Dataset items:
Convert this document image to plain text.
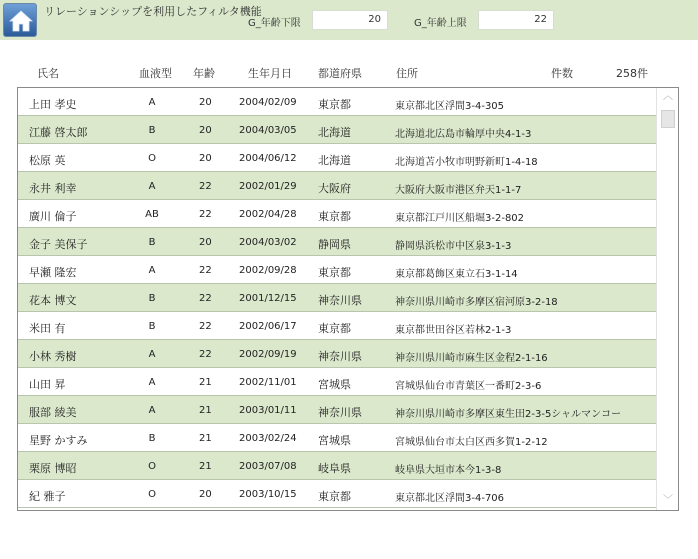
リレーションシップを利用したフィルタ機能
G_年齢下限	20	G_年齢上限	22
氏名	血液型 年齢	生年月日 都道府県	住所	件数	258件
上田 孝史	A	20	2004/02/09 東京都	東京都北区浮間3-4-305
江藤 啓太郎	B	20	2004/03/05 北海道	北海道北広島市輪厚中央4-1-3
松原 英	O	20	2004/06/12 北海道	北海道苫小牧市明野新町1-4-18
永井 利幸	A	22	2002/01/29 大阪府	大阪府大阪市港区弁天1-1-7
廣川 倫子	AB	22	2002/04/28 東京都	東京都江戸川区船堀3-2-802
金子 美保子	B	20	2004/03/02 静岡県	静岡県浜松市中区泉3-1-3
早瀬 隆宏	A	22	2002/09/28 東京都	東京都葛飾区東立石3-1-14
花本 博文	B	22	2001/12/15 神奈川県	神奈川県川崎市多摩区宿河原3-2-18
米田 有	B	22	2002/06/17 東京都	東京都世田谷区若林2-1-3
小林 秀樹	A	22	2002/09/19 神奈川県	神奈川県川崎市麻生区金程2-1-16
山田 昇	A	21	2002/11/01 宮城県	宮城県仙台市青葉区一番町2-3-6
服部 綾美	A	21	2003/01/11 神奈川県	神奈川県川崎市多摩区東生田2-3-5シャルマンコー
星野 かすみ	B	21	2003/02/24 宮城県	宮城県仙台市太白区西多賀1-2-12
栗原 博昭	O	21	2003/07/08 岐阜県	岐阜県大垣市本今1-3-8
紀 雅子	O	20	2003/10/15 東京都	東京都北区浮間3-4-706
︿
﹀
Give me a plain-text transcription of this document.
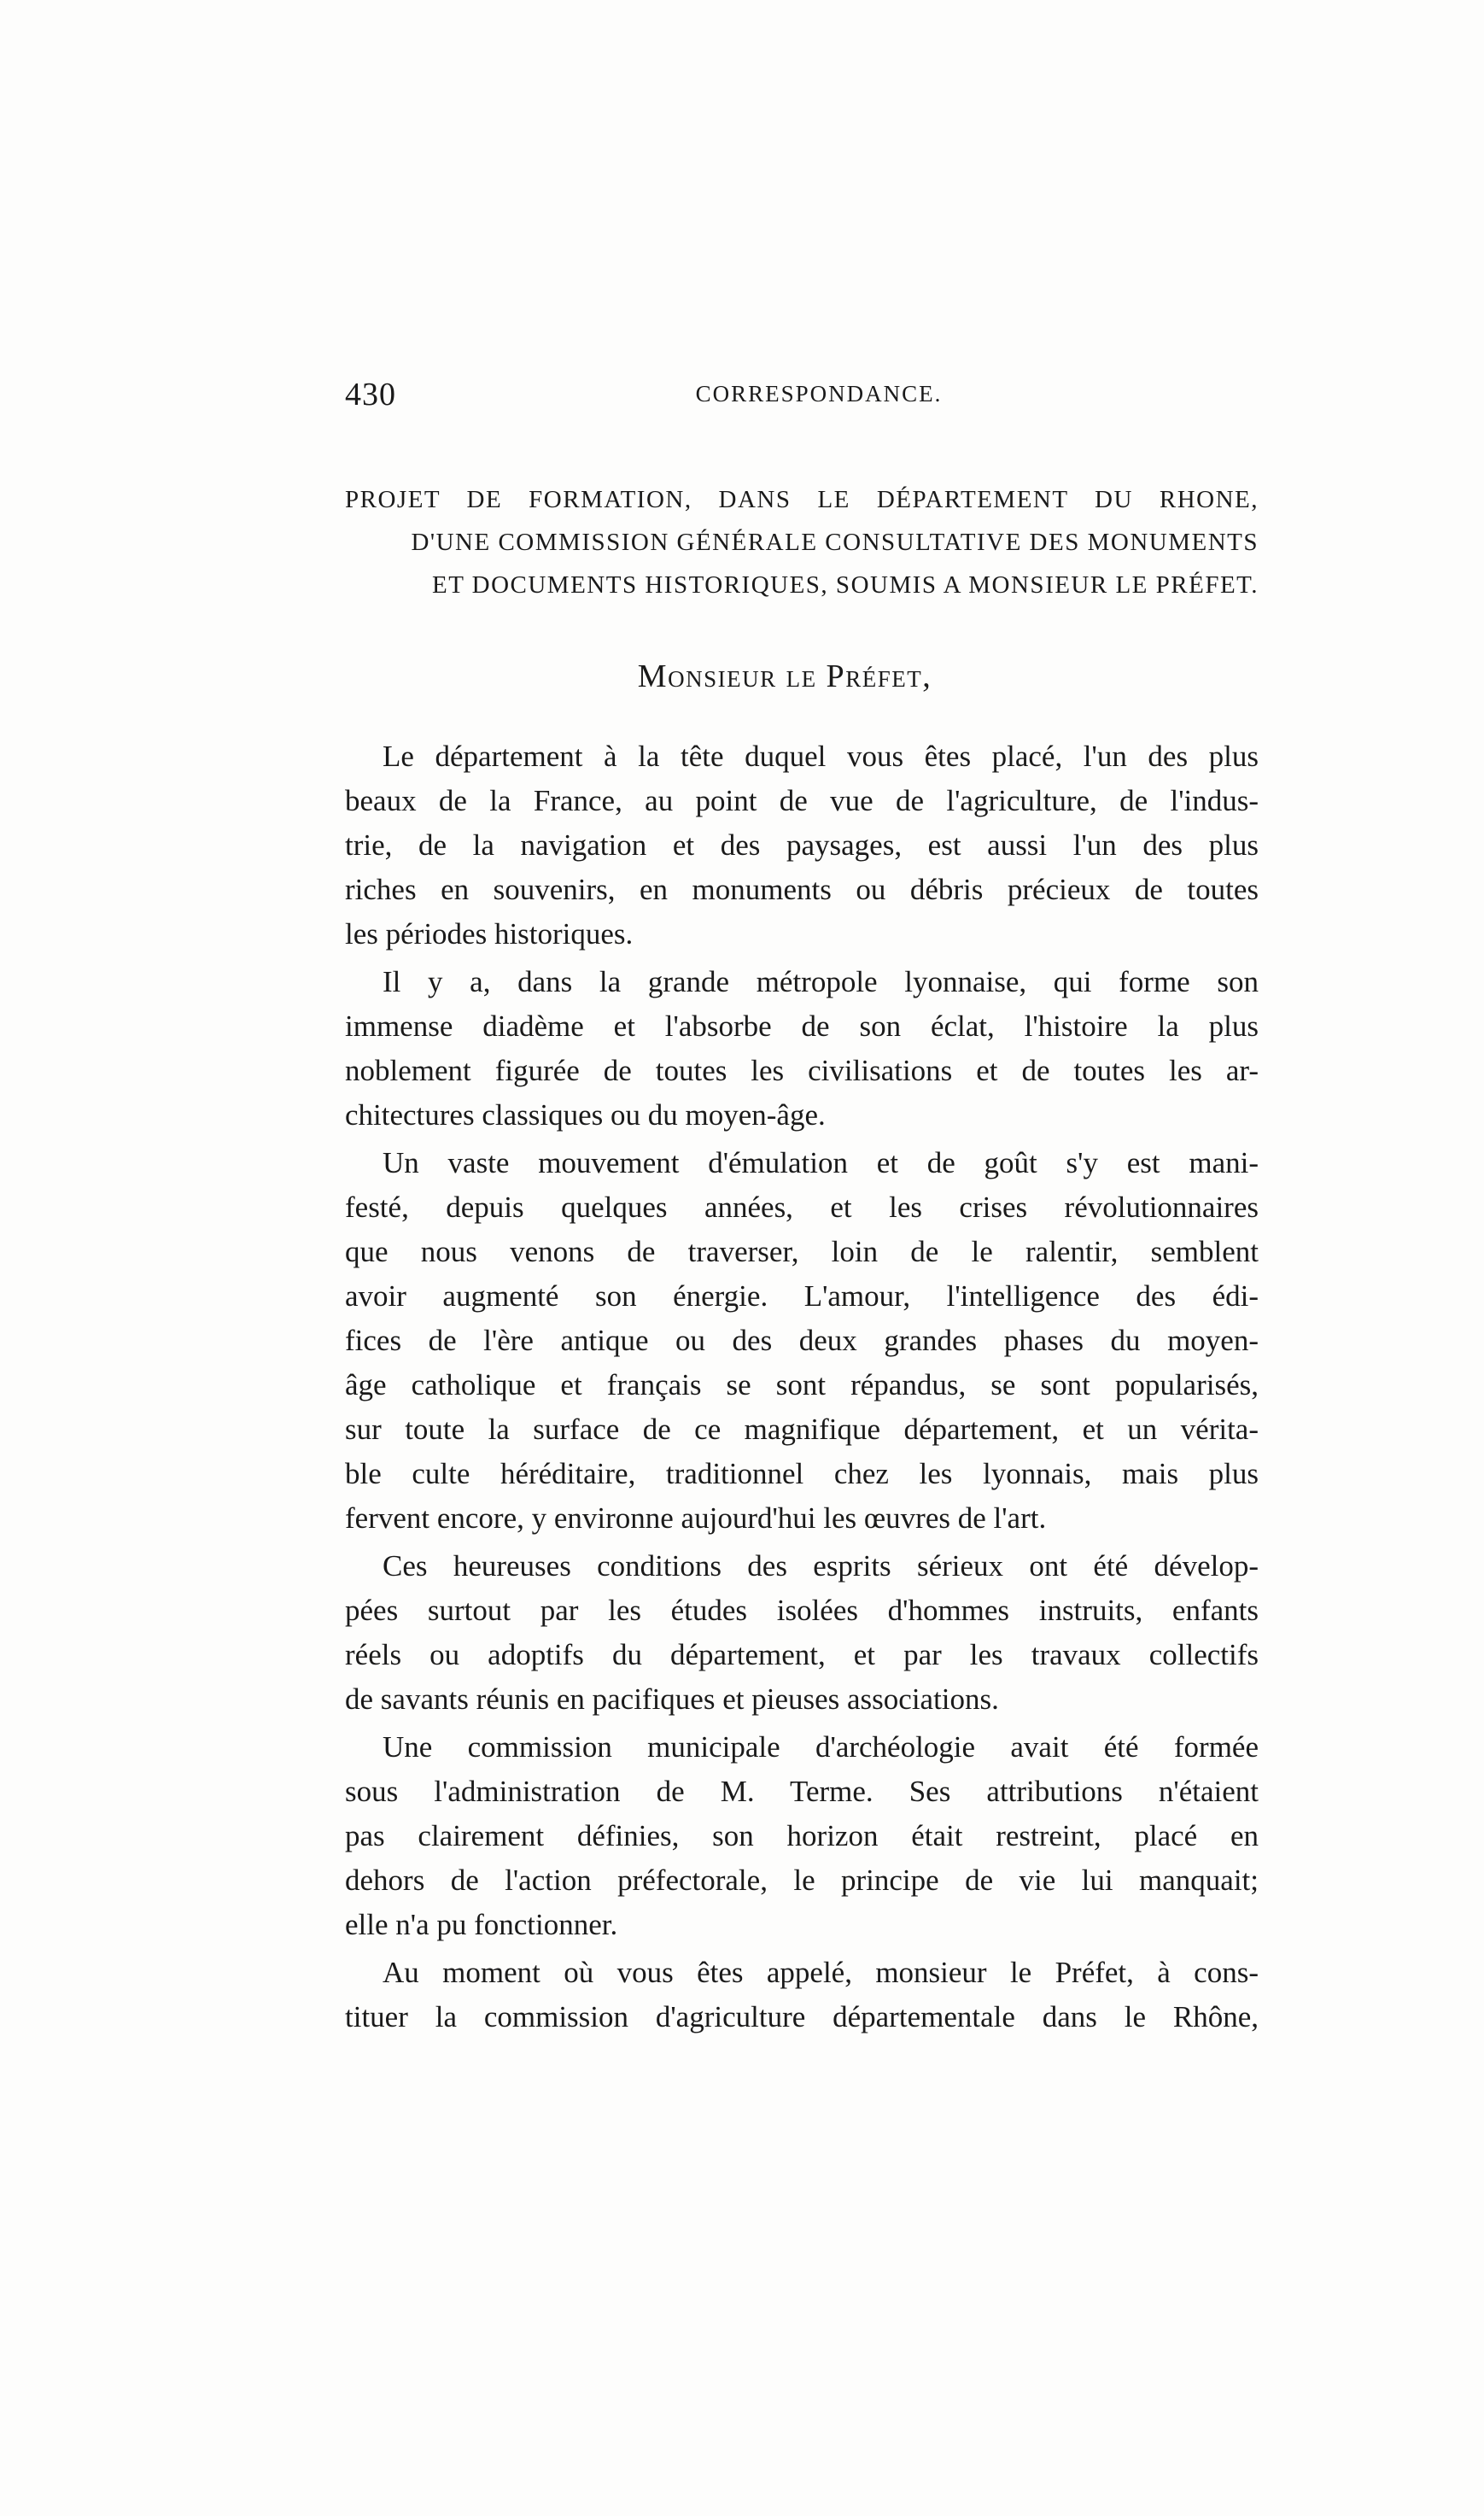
430	CORRESPONDANCE.
PROJET DE FORMATION, DANS LE DÉPARTEMENT DU RHONE,
D'UNE COMMISSION GÉNÉRALE CONSULTATIVE DES MONUMENTS
ET DOCUMENTS HISTORIQUES, SOUMIS A MONSIEUR LE PRÉFET.
Monsieur le Préfet,
Le département à la tête duquel vous êtes placé, l'un des plus
beaux de la France, au point de vue de l'agriculture, de l'indus-
trie, de la navigation et des paysages, est aussi l'un des plus
riches en souvenirs, en monuments ou débris précieux de toutes
les périodes historiques.
Il y a, dans la grande métropole lyonnaise, qui forme son
immense diadème et l'absorbe de son éclat, l'histoire la plus
noblement figurée de toutes les civilisations et de toutes les ar-
chitectures classiques ou du moyen-âge.
Un vaste mouvement d'émulation et de goût s'y est mani-
festé, depuis quelques années, et les crises révolutionnaires
que nous venons de traverser, loin de le ralentir, semblent
avoir augmenté son énergie. L'amour, l'intelligence des édi-
fices de l'ère antique ou des deux grandes phases du moyen-
âge catholique et français se sont répandus, se sont popularisés,
sur toute la surface de ce magnifique département, et un vérita-
ble culte héréditaire, traditionnel chez les lyonnais, mais plus
fervent encore, y environne aujourd'hui les œuvres de l'art.
Ces heureuses conditions des esprits sérieux ont été dévelop-
pées surtout par les études isolées d'hommes instruits, enfants
réels ou adoptifs du département, et par les travaux collectifs
de savants réunis en pacifiques et pieuses associations.
Une commission municipale d'archéologie avait été formée
sous l'administration de M. Terme. Ses attributions n'étaient
pas clairement définies, son horizon était restreint, placé en
dehors de l'action préfectorale, le principe de vie lui manquait;
elle n'a pu fonctionner.
Au moment où vous êtes appelé, monsieur le Préfet, à cons-
tituer la commission d'agriculture départementale dans le Rhône,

» JOB:
Scan the listing above. Gather each line that contains the word "text".

» RESULT:
Convert this document image to plain text.
Give me a plain-text transcription of this document.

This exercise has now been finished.